**Exercise**
Copy out all the entries word for word.

**Rows**
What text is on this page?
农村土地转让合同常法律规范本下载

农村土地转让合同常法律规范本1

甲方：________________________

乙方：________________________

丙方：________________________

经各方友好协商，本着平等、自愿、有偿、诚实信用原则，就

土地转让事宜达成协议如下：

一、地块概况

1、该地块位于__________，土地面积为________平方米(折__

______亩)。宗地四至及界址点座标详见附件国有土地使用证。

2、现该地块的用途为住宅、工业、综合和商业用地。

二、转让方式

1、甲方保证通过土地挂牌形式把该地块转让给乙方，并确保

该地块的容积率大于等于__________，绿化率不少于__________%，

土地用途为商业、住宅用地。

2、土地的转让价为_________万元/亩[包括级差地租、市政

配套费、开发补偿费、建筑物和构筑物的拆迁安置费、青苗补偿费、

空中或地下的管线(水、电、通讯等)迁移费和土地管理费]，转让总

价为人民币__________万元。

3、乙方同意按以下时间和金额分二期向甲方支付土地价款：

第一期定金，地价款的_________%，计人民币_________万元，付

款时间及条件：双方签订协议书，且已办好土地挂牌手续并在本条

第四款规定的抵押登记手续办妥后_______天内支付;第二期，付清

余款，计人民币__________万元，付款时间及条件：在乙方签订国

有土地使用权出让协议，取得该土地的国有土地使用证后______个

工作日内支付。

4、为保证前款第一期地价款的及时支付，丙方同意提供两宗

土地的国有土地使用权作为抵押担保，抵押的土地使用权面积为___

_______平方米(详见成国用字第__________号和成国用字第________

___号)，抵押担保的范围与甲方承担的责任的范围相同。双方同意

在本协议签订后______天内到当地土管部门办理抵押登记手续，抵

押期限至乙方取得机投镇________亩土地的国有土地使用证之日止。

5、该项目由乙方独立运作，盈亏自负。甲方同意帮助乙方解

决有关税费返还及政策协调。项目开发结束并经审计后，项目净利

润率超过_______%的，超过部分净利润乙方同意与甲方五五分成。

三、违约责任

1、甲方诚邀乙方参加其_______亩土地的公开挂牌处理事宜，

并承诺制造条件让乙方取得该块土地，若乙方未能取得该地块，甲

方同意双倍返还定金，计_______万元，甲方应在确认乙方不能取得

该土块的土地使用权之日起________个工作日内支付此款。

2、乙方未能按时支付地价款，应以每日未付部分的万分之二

**Response to this task**
What text is on this page?
农村土地转让合同常法律规范本下载

农村土地转让合同常法律规范本1

甲方：________________________

乙方：________________________

丙方：________________________

经各方友好协商，本着平等、自愿、有偿、诚实信用原则，就

土地转让事宜达成协议如下：

一、地块概况

1、该地块位于__________，土地面积为________平方米(折__

______亩)。宗地四至及界址点座标详见附件国有土地使用证。

2、现该地块的用途为住宅、工业、综合和商业用地。

二、转让方式

1、甲方保证通过土地挂牌形式把该地块转让给乙方，并确保

该地块的容积率大于等于__________，绿化率不少于__________%，

土地用途为商业、住宅用地。

2、土地的转让价为_________万元/亩[包括级差地租、市政

配套费、开发补偿费、建筑物和构筑物的拆迁安置费、青苗补偿费、

空中或地下的管线(水、电、通讯等)迁移费和土地管理费]，转让总

价为人民币__________万元。

3、乙方同意按以下时间和金额分二期向甲方支付土地价款：

第一期定金，地价款的_________%，计人民币_________万元，付

款时间及条件：双方签订协议书，且已办好土地挂牌手续并在本条

第四款规定的抵押登记手续办妥后_______天内支付;第二期，付清

余款，计人民币__________万元，付款时间及条件：在乙方签订国

有土地使用权出让协议，取得该土地的国有土地使用证后______个

工作日内支付。

4、为保证前款第一期地价款的及时支付，丙方同意提供两宗

土地的国有土地使用权作为抵押担保，抵押的土地使用权面积为___

_______平方米(详见成国用字第__________号和成国用字第________

___号)，抵押担保的范围与甲方承担的责任的范围相同。双方同意

在本协议签订后______天内到当地土管部门办理抵押登记手续，抵

押期限至乙方取得机投镇________亩土地的国有土地使用证之日止。

5、该项目由乙方独立运作，盈亏自负。甲方同意帮助乙方解

决有关税费返还及政策协调。项目开发结束并经审计后，项目净利

润率超过_______%的，超过部分净利润乙方同意与甲方五五分成。

三、违约责任

1、甲方诚邀乙方参加其_______亩土地的公开挂牌处理事宜，

并承诺制造条件让乙方取得该块土地，若乙方未能取得该地块，甲

方同意双倍返还定金，计_______万元，甲方应在确认乙方不能取得

该土块的土地使用权之日起________个工作日内支付此款。

2、乙方未能按时支付地价款，应以每日未付部分的万分之二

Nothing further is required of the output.